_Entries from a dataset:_
%%

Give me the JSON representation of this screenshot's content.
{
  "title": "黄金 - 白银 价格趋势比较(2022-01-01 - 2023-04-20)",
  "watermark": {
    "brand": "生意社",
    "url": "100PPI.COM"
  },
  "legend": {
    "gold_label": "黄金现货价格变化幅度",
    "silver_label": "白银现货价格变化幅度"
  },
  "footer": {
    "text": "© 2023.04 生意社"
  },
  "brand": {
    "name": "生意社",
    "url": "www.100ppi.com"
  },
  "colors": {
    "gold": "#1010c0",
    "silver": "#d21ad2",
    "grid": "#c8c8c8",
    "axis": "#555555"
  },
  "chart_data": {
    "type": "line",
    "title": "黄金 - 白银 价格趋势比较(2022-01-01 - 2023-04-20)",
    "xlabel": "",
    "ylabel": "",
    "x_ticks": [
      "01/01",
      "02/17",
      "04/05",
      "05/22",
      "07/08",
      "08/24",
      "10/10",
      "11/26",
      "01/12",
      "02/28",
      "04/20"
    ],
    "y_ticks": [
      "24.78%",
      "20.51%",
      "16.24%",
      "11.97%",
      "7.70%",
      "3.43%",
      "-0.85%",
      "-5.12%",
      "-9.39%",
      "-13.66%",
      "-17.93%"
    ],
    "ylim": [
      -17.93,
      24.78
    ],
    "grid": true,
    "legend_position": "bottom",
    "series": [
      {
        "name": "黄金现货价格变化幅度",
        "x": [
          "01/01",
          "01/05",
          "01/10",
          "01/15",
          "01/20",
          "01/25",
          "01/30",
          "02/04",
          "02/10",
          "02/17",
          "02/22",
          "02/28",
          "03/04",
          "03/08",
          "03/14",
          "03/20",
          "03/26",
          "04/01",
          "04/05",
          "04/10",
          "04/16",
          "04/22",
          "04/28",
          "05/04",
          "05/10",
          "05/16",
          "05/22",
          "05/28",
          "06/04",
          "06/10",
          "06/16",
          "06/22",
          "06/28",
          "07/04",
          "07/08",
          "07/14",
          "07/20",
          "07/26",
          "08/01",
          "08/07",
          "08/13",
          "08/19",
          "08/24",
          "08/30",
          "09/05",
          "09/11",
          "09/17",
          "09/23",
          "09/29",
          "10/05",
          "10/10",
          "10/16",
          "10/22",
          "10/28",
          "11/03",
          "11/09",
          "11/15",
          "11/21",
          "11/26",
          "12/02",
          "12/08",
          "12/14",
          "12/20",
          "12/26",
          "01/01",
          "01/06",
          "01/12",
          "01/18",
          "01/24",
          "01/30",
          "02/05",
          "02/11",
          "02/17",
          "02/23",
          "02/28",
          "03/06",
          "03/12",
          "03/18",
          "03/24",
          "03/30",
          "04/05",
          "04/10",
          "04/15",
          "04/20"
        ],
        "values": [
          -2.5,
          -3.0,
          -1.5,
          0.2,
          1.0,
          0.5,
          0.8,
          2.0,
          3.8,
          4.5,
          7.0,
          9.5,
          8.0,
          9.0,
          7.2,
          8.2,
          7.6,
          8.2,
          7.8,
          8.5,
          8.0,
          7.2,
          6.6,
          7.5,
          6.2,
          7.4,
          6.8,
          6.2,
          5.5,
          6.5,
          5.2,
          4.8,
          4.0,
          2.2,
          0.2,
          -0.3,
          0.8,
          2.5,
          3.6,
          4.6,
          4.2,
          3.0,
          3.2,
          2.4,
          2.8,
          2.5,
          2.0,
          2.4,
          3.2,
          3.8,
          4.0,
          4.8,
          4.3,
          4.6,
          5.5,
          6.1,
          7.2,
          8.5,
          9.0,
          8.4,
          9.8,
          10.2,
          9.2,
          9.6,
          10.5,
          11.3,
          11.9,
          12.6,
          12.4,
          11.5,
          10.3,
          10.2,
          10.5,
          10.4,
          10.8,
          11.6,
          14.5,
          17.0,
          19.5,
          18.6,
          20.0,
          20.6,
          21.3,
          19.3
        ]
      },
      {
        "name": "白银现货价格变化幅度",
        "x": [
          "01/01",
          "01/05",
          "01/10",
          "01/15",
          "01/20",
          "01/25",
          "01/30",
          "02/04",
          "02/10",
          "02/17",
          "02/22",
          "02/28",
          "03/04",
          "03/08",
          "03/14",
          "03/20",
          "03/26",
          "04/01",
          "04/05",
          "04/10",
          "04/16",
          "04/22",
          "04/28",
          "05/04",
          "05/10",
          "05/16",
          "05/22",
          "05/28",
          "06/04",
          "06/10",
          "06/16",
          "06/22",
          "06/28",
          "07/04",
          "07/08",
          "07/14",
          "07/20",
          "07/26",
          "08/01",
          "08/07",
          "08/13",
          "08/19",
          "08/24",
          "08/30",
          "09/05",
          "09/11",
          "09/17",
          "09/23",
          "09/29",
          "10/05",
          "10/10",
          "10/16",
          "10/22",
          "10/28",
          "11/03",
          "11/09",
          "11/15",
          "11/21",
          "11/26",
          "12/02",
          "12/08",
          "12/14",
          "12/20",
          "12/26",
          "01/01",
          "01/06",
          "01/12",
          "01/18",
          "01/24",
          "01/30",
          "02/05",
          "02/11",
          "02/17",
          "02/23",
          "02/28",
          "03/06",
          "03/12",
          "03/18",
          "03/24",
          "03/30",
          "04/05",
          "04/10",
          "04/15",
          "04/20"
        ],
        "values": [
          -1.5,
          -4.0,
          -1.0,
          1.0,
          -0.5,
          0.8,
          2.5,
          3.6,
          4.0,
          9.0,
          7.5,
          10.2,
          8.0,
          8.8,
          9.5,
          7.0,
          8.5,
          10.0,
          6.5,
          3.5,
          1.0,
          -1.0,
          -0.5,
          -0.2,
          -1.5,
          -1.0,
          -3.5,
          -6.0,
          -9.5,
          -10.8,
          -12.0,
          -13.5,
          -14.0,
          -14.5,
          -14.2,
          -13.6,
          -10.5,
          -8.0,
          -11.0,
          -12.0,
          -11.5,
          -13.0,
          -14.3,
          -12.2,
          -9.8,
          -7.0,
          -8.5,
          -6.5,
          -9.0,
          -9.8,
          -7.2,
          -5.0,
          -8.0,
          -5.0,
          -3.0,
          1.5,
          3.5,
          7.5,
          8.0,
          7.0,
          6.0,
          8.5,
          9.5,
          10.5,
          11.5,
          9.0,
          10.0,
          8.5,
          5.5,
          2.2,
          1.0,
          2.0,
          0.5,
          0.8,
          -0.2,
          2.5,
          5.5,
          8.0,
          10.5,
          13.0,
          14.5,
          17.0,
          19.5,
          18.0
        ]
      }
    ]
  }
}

%%

_Goal:_ Provide the number of lines in the data above that contain the string "name", and nothing else.

_Result for this task:_ 3